== Given request ==
Of all the lines in the records below, how many hold the word "were"? Give the number alone.

(Stored records)
____

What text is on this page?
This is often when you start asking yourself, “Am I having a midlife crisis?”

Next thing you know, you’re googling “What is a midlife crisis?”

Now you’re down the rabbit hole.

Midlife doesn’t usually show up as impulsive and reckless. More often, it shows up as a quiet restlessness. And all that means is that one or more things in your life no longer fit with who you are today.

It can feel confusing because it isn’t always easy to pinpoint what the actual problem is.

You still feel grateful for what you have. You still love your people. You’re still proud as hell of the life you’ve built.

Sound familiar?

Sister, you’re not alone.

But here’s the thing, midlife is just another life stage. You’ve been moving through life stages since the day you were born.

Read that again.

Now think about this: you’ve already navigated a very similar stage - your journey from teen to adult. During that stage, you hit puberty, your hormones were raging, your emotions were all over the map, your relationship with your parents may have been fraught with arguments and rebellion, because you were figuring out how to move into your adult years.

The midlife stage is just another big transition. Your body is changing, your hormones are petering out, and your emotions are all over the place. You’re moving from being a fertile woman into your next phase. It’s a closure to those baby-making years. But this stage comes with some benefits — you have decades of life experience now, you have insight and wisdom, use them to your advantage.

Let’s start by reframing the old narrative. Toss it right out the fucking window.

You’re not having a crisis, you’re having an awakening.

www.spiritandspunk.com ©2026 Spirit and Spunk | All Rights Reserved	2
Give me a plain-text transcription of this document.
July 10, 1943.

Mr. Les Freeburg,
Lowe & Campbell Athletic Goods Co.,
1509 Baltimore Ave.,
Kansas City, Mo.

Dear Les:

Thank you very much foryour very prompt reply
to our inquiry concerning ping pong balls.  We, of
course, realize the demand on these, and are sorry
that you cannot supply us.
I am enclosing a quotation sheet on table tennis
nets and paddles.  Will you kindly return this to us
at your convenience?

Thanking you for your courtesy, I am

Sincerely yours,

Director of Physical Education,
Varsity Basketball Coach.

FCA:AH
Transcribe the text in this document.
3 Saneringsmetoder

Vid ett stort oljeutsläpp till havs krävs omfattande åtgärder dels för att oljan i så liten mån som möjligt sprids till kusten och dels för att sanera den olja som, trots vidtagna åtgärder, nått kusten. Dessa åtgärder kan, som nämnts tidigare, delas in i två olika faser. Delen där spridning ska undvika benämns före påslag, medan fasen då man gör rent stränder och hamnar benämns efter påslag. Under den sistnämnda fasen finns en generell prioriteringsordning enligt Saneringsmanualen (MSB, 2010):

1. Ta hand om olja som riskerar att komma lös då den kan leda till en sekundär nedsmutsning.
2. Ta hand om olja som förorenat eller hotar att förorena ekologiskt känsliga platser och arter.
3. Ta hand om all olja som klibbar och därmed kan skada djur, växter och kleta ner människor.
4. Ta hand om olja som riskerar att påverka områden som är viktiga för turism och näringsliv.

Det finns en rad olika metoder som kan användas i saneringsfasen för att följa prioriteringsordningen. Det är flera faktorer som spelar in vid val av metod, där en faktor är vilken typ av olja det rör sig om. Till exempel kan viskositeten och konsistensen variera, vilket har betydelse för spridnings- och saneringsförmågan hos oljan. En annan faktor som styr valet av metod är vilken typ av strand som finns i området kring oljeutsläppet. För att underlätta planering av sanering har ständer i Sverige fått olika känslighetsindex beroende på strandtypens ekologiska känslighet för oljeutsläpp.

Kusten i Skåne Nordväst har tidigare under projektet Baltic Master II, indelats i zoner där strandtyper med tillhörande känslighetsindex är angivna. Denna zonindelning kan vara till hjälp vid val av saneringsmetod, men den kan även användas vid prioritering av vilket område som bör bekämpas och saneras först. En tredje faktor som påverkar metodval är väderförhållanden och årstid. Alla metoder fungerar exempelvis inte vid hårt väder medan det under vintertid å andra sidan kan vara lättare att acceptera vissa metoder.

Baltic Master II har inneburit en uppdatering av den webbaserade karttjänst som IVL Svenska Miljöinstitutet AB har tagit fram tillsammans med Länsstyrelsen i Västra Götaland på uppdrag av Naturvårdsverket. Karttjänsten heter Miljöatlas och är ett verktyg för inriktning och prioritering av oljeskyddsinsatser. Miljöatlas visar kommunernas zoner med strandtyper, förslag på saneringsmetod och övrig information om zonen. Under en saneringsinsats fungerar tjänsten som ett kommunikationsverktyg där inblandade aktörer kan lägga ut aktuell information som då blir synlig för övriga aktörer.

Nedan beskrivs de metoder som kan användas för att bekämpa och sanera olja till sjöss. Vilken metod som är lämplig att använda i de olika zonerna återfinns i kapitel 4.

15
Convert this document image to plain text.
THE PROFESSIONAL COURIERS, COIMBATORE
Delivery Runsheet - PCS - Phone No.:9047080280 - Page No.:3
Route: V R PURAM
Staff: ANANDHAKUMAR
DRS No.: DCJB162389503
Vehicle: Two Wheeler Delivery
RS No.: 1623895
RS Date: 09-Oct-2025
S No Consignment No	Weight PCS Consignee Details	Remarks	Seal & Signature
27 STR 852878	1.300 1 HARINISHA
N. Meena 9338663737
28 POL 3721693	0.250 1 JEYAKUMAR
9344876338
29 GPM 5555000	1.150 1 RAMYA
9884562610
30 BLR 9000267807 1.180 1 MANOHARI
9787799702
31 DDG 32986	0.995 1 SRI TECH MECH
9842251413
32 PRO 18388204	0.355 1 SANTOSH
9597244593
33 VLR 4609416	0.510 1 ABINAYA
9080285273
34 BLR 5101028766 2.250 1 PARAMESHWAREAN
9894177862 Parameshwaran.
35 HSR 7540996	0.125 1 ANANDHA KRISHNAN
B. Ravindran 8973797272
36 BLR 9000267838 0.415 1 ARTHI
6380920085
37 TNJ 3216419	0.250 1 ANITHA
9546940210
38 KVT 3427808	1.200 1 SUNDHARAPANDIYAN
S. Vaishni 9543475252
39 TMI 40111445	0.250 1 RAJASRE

____

== Worked answer ==
2